• Exercise: Draw out every line with the word "simulation" from the listing below.

:: Material for this exercise ::

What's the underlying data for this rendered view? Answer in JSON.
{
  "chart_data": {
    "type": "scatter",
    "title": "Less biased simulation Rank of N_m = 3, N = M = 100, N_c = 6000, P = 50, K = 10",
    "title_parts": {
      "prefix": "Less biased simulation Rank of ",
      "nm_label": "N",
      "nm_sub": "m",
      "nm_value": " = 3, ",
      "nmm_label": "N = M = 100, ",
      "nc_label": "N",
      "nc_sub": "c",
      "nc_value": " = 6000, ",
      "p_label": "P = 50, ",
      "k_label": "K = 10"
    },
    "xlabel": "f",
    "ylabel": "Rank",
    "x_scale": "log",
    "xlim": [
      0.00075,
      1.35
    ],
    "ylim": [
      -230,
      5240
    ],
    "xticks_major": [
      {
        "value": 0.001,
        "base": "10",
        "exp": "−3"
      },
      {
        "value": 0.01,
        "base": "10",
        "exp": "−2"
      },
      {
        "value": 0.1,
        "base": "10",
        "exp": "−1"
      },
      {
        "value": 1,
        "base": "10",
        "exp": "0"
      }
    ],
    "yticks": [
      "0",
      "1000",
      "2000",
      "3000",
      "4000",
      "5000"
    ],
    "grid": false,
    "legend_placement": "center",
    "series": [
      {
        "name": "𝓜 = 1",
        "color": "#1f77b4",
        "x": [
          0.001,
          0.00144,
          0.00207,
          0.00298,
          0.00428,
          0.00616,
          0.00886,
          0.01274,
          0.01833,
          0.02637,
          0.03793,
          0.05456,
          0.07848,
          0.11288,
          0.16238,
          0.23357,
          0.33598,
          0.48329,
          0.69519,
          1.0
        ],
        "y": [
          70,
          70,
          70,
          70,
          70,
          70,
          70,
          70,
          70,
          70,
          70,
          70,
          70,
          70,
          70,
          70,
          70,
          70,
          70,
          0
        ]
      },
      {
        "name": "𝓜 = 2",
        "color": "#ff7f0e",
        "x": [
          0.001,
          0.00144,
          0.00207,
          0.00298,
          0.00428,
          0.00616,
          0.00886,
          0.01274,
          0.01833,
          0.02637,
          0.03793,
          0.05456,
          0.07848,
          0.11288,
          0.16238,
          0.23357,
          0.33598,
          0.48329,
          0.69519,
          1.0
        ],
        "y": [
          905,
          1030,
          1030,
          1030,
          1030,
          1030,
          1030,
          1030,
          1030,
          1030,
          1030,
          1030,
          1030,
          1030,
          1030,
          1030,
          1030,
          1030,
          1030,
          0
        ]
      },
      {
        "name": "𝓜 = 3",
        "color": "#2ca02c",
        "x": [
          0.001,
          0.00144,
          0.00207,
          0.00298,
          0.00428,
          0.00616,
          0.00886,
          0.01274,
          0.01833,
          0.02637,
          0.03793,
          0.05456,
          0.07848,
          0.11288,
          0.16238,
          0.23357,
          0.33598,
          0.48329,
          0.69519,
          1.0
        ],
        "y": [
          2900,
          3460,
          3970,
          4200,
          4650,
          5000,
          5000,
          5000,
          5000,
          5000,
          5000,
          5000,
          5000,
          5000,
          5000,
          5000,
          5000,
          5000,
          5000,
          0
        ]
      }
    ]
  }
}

:::

• Task output:
    "title": "Less biased simulation Rank of N_m = 3, N = M = 100, N_c = 6000, P = 50, K = 10",
      "prefix": "Less biased simulation Rank of ",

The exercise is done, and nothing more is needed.